SUPPLIED RECORDS

================================

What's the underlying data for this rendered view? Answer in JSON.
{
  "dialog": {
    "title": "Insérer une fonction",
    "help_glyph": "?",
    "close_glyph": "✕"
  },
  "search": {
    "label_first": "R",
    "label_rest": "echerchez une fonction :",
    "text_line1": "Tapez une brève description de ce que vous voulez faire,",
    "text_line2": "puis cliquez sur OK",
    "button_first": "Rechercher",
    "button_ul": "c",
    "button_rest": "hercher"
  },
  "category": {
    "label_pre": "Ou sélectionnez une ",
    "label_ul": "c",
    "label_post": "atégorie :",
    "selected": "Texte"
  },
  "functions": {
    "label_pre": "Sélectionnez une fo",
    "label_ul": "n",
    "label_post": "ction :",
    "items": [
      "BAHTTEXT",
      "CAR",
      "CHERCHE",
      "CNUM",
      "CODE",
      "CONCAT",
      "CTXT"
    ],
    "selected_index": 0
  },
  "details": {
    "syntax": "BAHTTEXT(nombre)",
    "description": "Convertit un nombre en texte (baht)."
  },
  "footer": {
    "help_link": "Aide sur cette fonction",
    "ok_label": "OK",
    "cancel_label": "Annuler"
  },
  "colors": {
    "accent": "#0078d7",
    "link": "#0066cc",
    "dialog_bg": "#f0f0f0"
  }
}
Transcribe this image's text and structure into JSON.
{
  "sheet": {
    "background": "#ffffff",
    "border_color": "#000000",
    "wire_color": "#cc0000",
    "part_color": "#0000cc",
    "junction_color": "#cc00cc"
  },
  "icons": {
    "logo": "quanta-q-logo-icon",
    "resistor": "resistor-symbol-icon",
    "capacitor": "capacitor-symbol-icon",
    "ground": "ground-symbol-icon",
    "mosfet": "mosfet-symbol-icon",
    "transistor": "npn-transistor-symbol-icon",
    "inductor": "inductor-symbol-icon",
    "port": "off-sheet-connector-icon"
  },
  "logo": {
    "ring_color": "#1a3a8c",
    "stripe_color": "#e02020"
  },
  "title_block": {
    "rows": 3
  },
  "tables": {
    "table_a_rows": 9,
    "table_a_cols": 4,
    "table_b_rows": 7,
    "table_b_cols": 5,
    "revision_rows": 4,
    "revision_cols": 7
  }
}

================================

WRITTEN REQUEST
Write the data out again in full and exactly.

WRITTEN ANSWER
What's the underlying data for this rendered view? Answer in JSON.
{
  "dialog": {
    "title": "Insérer une fonction",
    "help_glyph": "?",
    "close_glyph": "✕"
  },
  "search": {
    "label_first": "R",
    "label_rest": "echerchez une fonction :",
    "text_line1": "Tapez une brève description de ce que vous voulez faire,",
    "text_line2": "puis cliquez sur OK",
    "button_first": "Rechercher",
    "button_ul": "c",
    "button_rest": "hercher"
  },
  "category": {
    "label_pre": "Ou sélectionnez une ",
    "label_ul": "c",
    "label_post": "atégorie :",
    "selected": "Texte"
  },
  "functions": {
    "label_pre": "Sélectionnez une fo",
    "label_ul": "n",
    "label_post": "ction :",
    "items": [
      "BAHTTEXT",
      "CAR",
      "CHERCHE",
      "CNUM",
      "CODE",
      "CONCAT",
      "CTXT"
    ],
    "selected_index": 0
  },
  "details": {
    "syntax": "BAHTTEXT(nombre)",
    "description": "Convertit un nombre en texte (baht)."
  },
  "footer": {
    "help_link": "Aide sur cette fonction",
    "ok_label": "OK",
    "cancel_label": "Annuler"
  },
  "colors": {
    "accent": "#0078d7",
    "link": "#0066cc",
    "dialog_bg": "#f0f0f0"
  }
}
Transcribe this image's text and structure into JSON.
{
  "sheet": {
    "background": "#ffffff",
    "border_color": "#000000",
    "wire_color": "#cc0000",
    "part_color": "#0000cc",
    "junction_color": "#cc00cc"
  },
  "icons": {
    "logo": "quanta-q-logo-icon",
    "resistor": "resistor-symbol-icon",
    "capacitor": "capacitor-symbol-icon",
    "ground": "ground-symbol-icon",
    "mosfet": "mosfet-symbol-icon",
    "transistor": "npn-transistor-symbol-icon",
    "inductor": "inductor-symbol-icon",
    "port": "off-sheet-connector-icon"
  },
  "logo": {
    "ring_color": "#1a3a8c",
    "stripe_color": "#e02020"
  },
  "title_block": {
    "rows": 3
  },
  "tables": {
    "table_a_rows": 9,
    "table_a_cols": 4,
    "table_b_rows": 7,
    "table_b_cols": 5,
    "revision_rows": 4,
    "revision_cols": 7
  }
}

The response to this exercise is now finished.